→ Written instruction
Quote the records in full and leave their pictures out.

____ Records for processing

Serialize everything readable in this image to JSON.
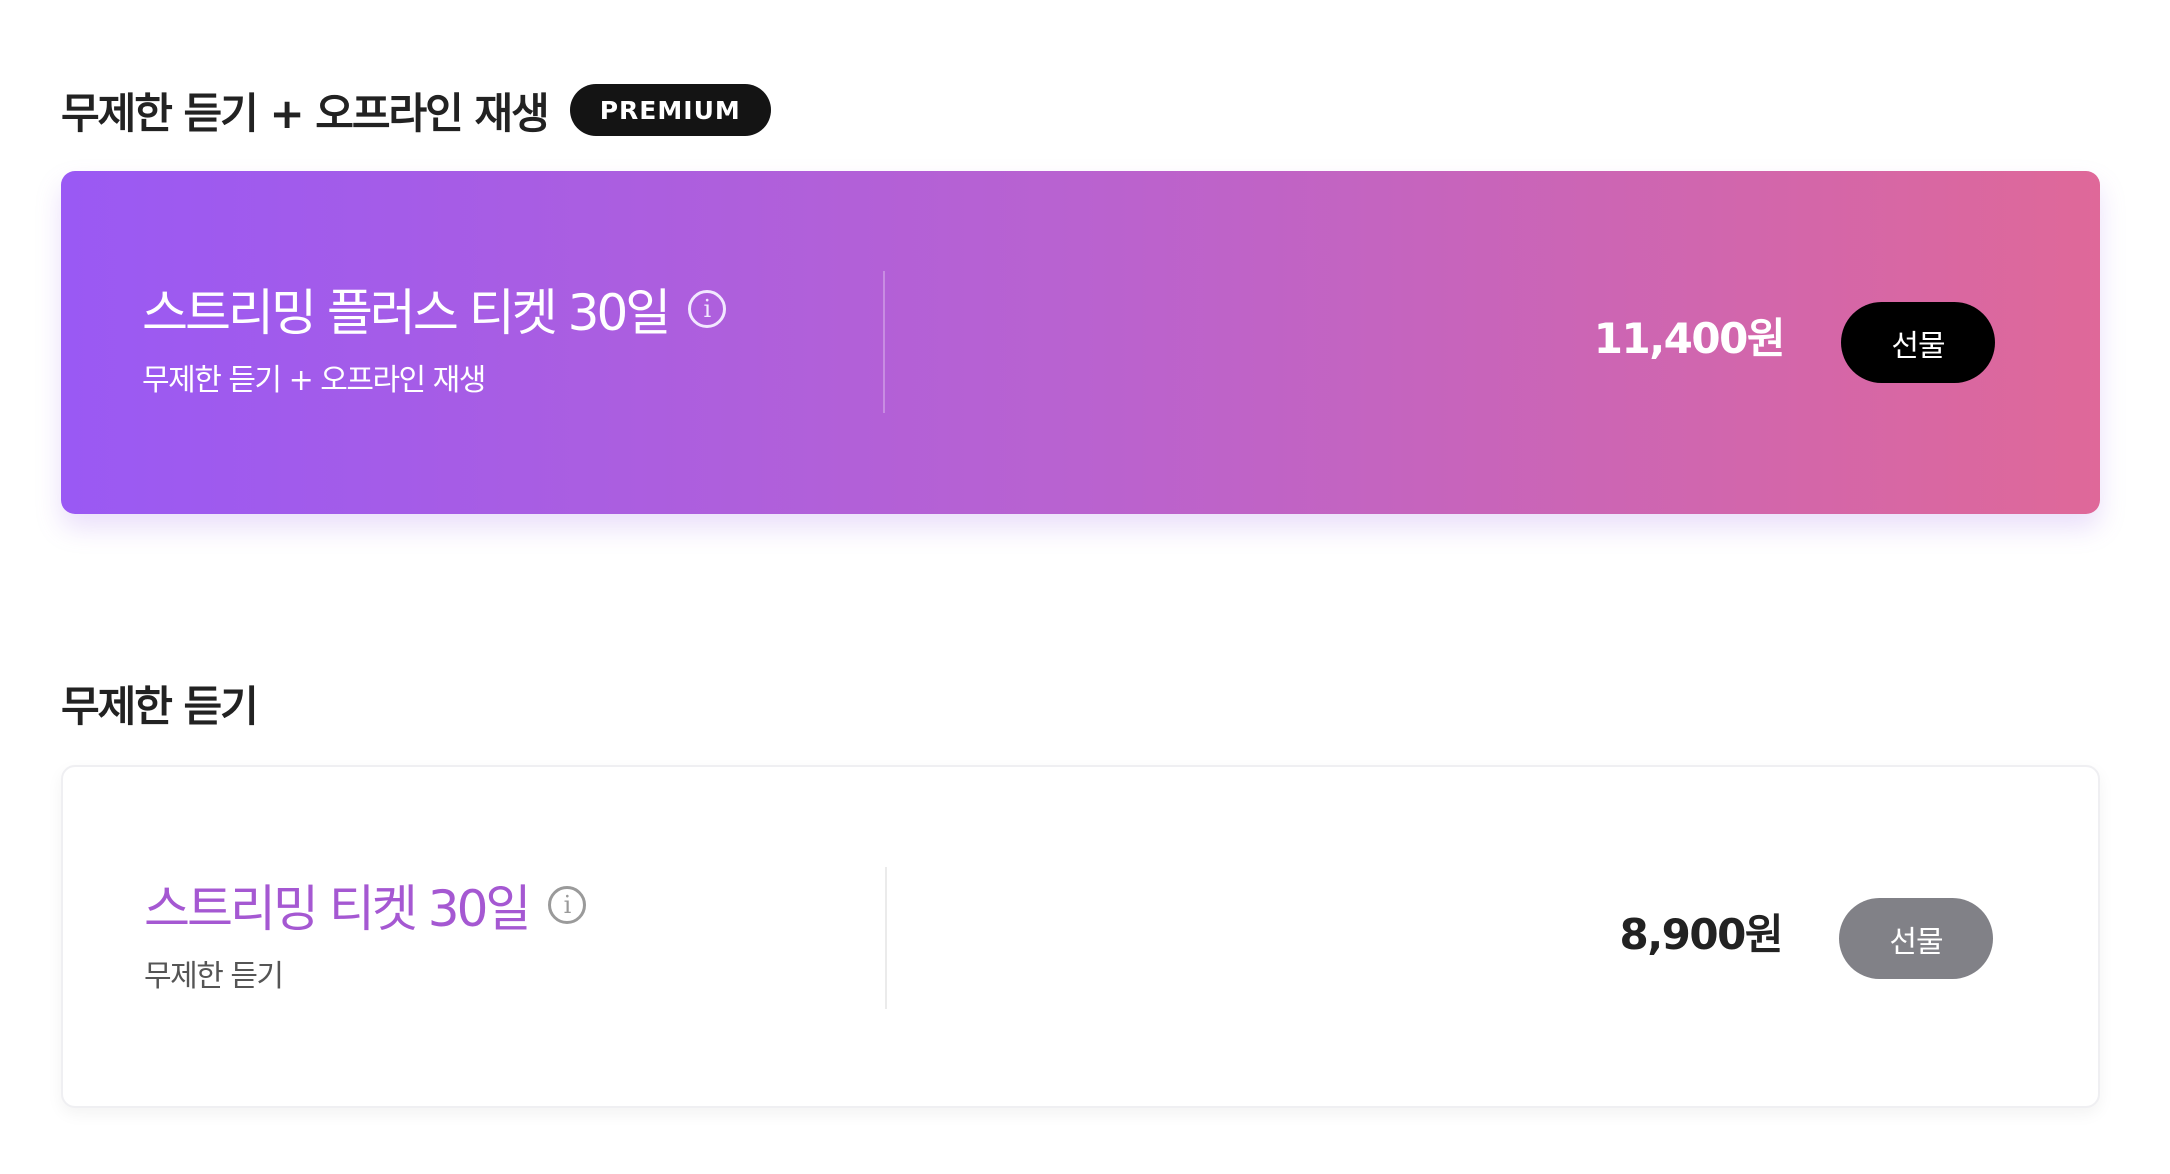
{
  "premium_section": {
    "title": "무제한 듣기 + 오프라인 재생",
    "badge": "PREMIUM",
    "ticket": {
      "name": "스트리밍 플러스 티켓 30일",
      "description": "무제한 듣기 + 오프라인 재생",
      "price": "11,400원",
      "gift_label": "선물",
      "info_glyph": "i"
    },
    "gradient_colors": [
      "#9a59f4",
      "#b962d0",
      "#df6899"
    ]
  },
  "basic_section": {
    "title": "무제한 듣기",
    "ticket": {
      "name": "스트리밍 티켓 30일",
      "description": "무제한 듣기",
      "price": "8,900원",
      "gift_label": "선물",
      "info_glyph": "i"
    },
    "accent_color": "#a558d2",
    "gift_button_color": "#818187"
  },
  "icons": {
    "premium_info": "info-circle-icon",
    "basic_info": "info-circle-icon"
  }
}
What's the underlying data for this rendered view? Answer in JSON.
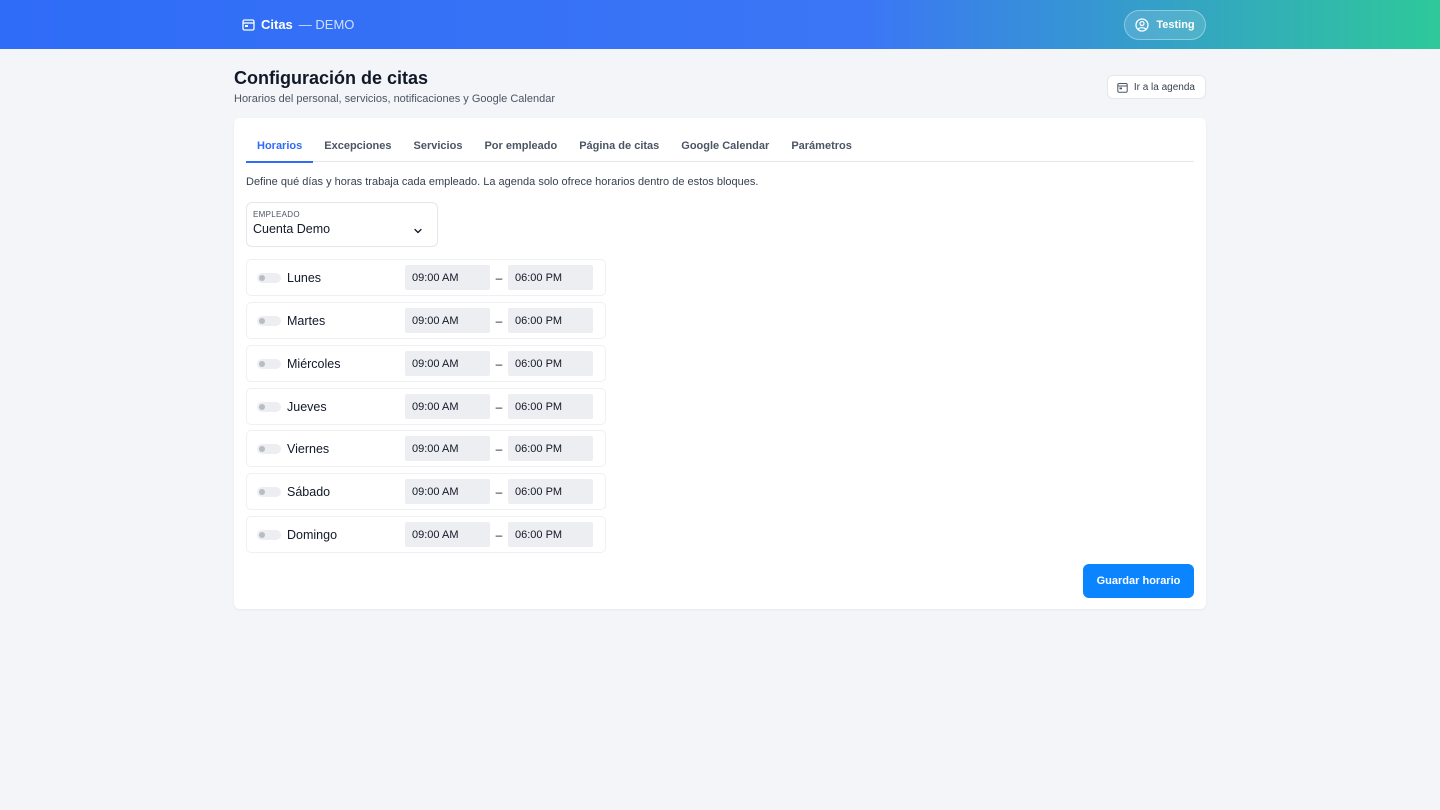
{
  "topbar": {
    "brand_name": "Citas",
    "env_label": "— DEMO",
    "user_name": "Testing"
  },
  "header": {
    "title": "Configuración de citas",
    "subtitle": "Horarios del personal, servicios, notificaciones y Google Calendar",
    "agenda_button": "Ir a la agenda"
  },
  "tabs": [
    {
      "label": "Horarios",
      "active": true
    },
    {
      "label": "Excepciones",
      "active": false
    },
    {
      "label": "Servicios",
      "active": false
    },
    {
      "label": "Por empleado",
      "active": false
    },
    {
      "label": "Página de citas",
      "active": false
    },
    {
      "label": "Google Calendar",
      "active": false
    },
    {
      "label": "Parámetros",
      "active": false
    }
  ],
  "schedule": {
    "description": "Define qué días y horas trabaja cada empleado. La agenda solo ofrece horarios dentro de estos bloques.",
    "employee_label": "EMPLEADO",
    "employee_value": "Cuenta Demo",
    "separator": "–",
    "days": [
      {
        "name": "Lunes",
        "enabled": false,
        "start": "09:00 AM",
        "end": "06:00 PM"
      },
      {
        "name": "Martes",
        "enabled": false,
        "start": "09:00 AM",
        "end": "06:00 PM"
      },
      {
        "name": "Miércoles",
        "enabled": false,
        "start": "09:00 AM",
        "end": "06:00 PM"
      },
      {
        "name": "Jueves",
        "enabled": false,
        "start": "09:00 AM",
        "end": "06:00 PM"
      },
      {
        "name": "Viernes",
        "enabled": false,
        "start": "09:00 AM",
        "end": "06:00 PM"
      },
      {
        "name": "Sábado",
        "enabled": false,
        "start": "09:00 AM",
        "end": "06:00 PM"
      },
      {
        "name": "Domingo",
        "enabled": false,
        "start": "09:00 AM",
        "end": "06:00 PM"
      }
    ],
    "save_button": "Guardar horario"
  },
  "colors": {
    "primary": "#2f6cf7",
    "save_button": "#0a84ff",
    "gradient_end": "#2ec99a",
    "background": "#f3f5f8"
  }
}
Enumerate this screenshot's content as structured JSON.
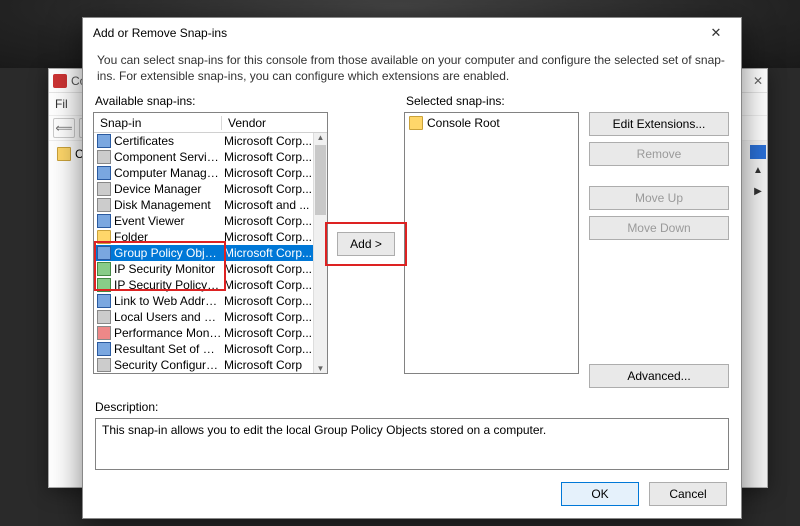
{
  "mmc": {
    "title_fragment": "Co",
    "menu_file": "Fil",
    "tree_root": "Co"
  },
  "dialog": {
    "title": "Add or Remove Snap-ins",
    "description": "You can select snap-ins for this console from those available on your computer and configure the selected set of snap-ins. For extensible snap-ins, you can configure which extensions are enabled.",
    "available_label": "Available snap-ins:",
    "selected_label": "Selected snap-ins:",
    "header_snapin": "Snap-in",
    "header_vendor": "Vendor",
    "snapins": [
      {
        "name": "Certificates",
        "vendor": "Microsoft Corp...",
        "icon": "blue"
      },
      {
        "name": "Component Services",
        "vendor": "Microsoft Corp...",
        "icon": "gray"
      },
      {
        "name": "Computer Managem...",
        "vendor": "Microsoft Corp...",
        "icon": "blue"
      },
      {
        "name": "Device Manager",
        "vendor": "Microsoft Corp...",
        "icon": "gray"
      },
      {
        "name": "Disk Management",
        "vendor": "Microsoft and ...",
        "icon": "gray"
      },
      {
        "name": "Event Viewer",
        "vendor": "Microsoft Corp...",
        "icon": "blue"
      },
      {
        "name": "Folder",
        "vendor": "Microsoft Corp...",
        "icon": "folder"
      },
      {
        "name": "Group Policy Object ...",
        "vendor": "Microsoft Corp...",
        "icon": "blue",
        "selected": true
      },
      {
        "name": "IP Security Monitor",
        "vendor": "Microsoft Corp...",
        "icon": "green"
      },
      {
        "name": "IP Security Policy Ma...",
        "vendor": "Microsoft Corp...",
        "icon": "green"
      },
      {
        "name": "Link to Web Address",
        "vendor": "Microsoft Corp...",
        "icon": "blue"
      },
      {
        "name": "Local Users and Gro...",
        "vendor": "Microsoft Corp...",
        "icon": "gray"
      },
      {
        "name": "Performance Monitor",
        "vendor": "Microsoft Corp...",
        "icon": "red"
      },
      {
        "name": "Resultant Set of Policy",
        "vendor": "Microsoft Corp...",
        "icon": "blue"
      },
      {
        "name": "Security Configuratio",
        "vendor": "Microsoft Corp",
        "icon": "gray"
      }
    ],
    "selected_root": "Console Root",
    "btn_add": "Add >",
    "btn_edit_ext": "Edit Extensions...",
    "btn_remove": "Remove",
    "btn_move_up": "Move Up",
    "btn_move_down": "Move Down",
    "btn_advanced": "Advanced...",
    "desc_label": "Description:",
    "desc_text": "This snap-in allows you to edit the local Group Policy Objects stored on a computer.",
    "btn_ok": "OK",
    "btn_cancel": "Cancel"
  }
}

________

→ Task output
Serialize everything readable in this image to JSON.
{
  "premium_section": {
    "title": "무제한 듣기 + 오프라인 재생",
    "badge": "PREMIUM",
    "ticket": {
      "name": "스트리밍 플러스 티켓 30일",
      "description": "무제한 듣기 + 오프라인 재생",
      "price": "11,400원",
      "gift_label": "선물",
      "info_glyph": "i"
    },
    "gradient_colors": [
      "#9a59f4",
      "#b962d0",
      "#df6899"
    ]
  },
  "basic_section": {
    "title": "무제한 듣기",
    "ticket": {
      "name": "스트리밍 티켓 30일",
      "description": "무제한 듣기",
      "price": "8,900원",
      "gift_label": "선물",
      "info_glyph": "i"
    },
    "accent_color": "#a558d2",
    "gift_button_color": "#818187"
  },
  "icons": {
    "premium_info": "info-circle-icon",
    "basic_info": "info-circle-icon"
  }
}
What's the underlying data for this rendered view? Answer in JSON.
{
  "topbar": {
    "brand_name": "Citas",
    "env_label": "— DEMO",
    "user_name": "Testing"
  },
  "header": {
    "title": "Configuración de citas",
    "subtitle": "Horarios del personal, servicios, notificaciones y Google Calendar",
    "agenda_button": "Ir a la agenda"
  },
  "tabs": [
    {
      "label": "Horarios",
      "active": true
    },
    {
      "label": "Excepciones",
      "active": false
    },
    {
      "label": "Servicios",
      "active": false
    },
    {
      "label": "Por empleado",
      "active": false
    },
    {
      "label": "Página de citas",
      "active": false
    },
    {
      "label": "Google Calendar",
      "active": false
    },
    {
      "label": "Parámetros",
      "active": false
    }
  ],
  "schedule": {
    "description": "Define qué días y horas trabaja cada empleado. La agenda solo ofrece horarios dentro de estos bloques.",
    "employee_label": "EMPLEADO",
    "employee_value": "Cuenta Demo",
    "separator": "–",
    "days": [
      {
        "name": "Lunes",
        "enabled": false,
        "start": "09:00 AM",
        "end": "06:00 PM"
      },
      {
        "name": "Martes",
        "enabled": false,
        "start": "09:00 AM",
        "end": "06:00 PM"
      },
      {
        "name": "Miércoles",
        "enabled": false,
        "start": "09:00 AM",
        "end": "06:00 PM"
      },
      {
        "name": "Jueves",
        "enabled": false,
        "start": "09:00 AM",
        "end": "06:00 PM"
      },
      {
        "name": "Viernes",
        "enabled": false,
        "start": "09:00 AM",
        "end": "06:00 PM"
      },
      {
        "name": "Sábado",
        "enabled": false,
        "start": "09:00 AM",
        "end": "06:00 PM"
      },
      {
        "name": "Domingo",
        "enabled": false,
        "start": "09:00 AM",
        "end": "06:00 PM"
      }
    ],
    "save_button": "Guardar horario"
  },
  "colors": {
    "primary": "#2f6cf7",
    "save_button": "#0a84ff",
    "gradient_end": "#2ec99a",
    "background": "#f3f5f8"
  }
}
Enumerate this screenshot's content as structured JSON.
{
  "mmc": {
    "title_fragment": "Co",
    "menu_file": "Fil",
    "tree_root": "Co"
  },
  "dialog": {
    "title": "Add or Remove Snap-ins",
    "description": "You can select snap-ins for this console from those available on your computer and configure the selected set of snap-ins. For extensible snap-ins, you can configure which extensions are enabled.",
    "available_label": "Available snap-ins:",
    "selected_label": "Selected snap-ins:",
    "header_snapin": "Snap-in",
    "header_vendor": "Vendor",
    "snapins": [
      {
        "name": "Certificates",
        "vendor": "Microsoft Corp...",
        "icon": "blue"
      },
      {
        "name": "Component Services",
        "vendor": "Microsoft Corp...",
        "icon": "gray"
      },
      {
        "name": "Computer Managem...",
        "vendor": "Microsoft Corp...",
        "icon": "blue"
      },
      {
        "name": "Device Manager",
        "vendor": "Microsoft Corp...",
        "icon": "gray"
      },
      {
        "name": "Disk Management",
        "vendor": "Microsoft and ...",
        "icon": "gray"
      },
      {
        "name": "Event Viewer",
        "vendor": "Microsoft Corp...",
        "icon": "blue"
      },
      {
        "name": "Folder",
        "vendor": "Microsoft Corp...",
        "icon": "folder"
      },
      {
        "name": "Group Policy Object ...",
        "vendor": "Microsoft Corp...",
        "icon": "blue",
        "selected": true
      },
      {
        "name": "IP Security Monitor",
        "vendor": "Microsoft Corp...",
        "icon": "green"
      },
      {
        "name": "IP Security Policy Ma...",
        "vendor": "Microsoft Corp...",
        "icon": "green"
      },
      {
        "name": "Link to Web Address",
        "vendor": "Microsoft Corp...",
        "icon": "blue"
      },
      {
        "name": "Local Users and Gro...",
        "vendor": "Microsoft Corp...",
        "icon": "gray"
      },
      {
        "name": "Performance Monitor",
        "vendor": "Microsoft Corp...",
        "icon": "red"
      },
      {
        "name": "Resultant Set of Policy",
        "vendor": "Microsoft Corp...",
        "icon": "blue"
      },
      {
        "name": "Security Configuratio",
        "vendor": "Microsoft Corp",
        "icon": "gray"
      }
    ],
    "selected_root": "Console Root",
    "btn_add": "Add >",
    "btn_edit_ext": "Edit Extensions...",
    "btn_remove": "Remove",
    "btn_move_up": "Move Up",
    "btn_move_down": "Move Down",
    "btn_advanced": "Advanced...",
    "desc_label": "Description:",
    "desc_text": "This snap-in allows you to edit the local Group Policy Objects stored on a computer.",
    "btn_ok": "OK",
    "btn_cancel": "Cancel"
  }
}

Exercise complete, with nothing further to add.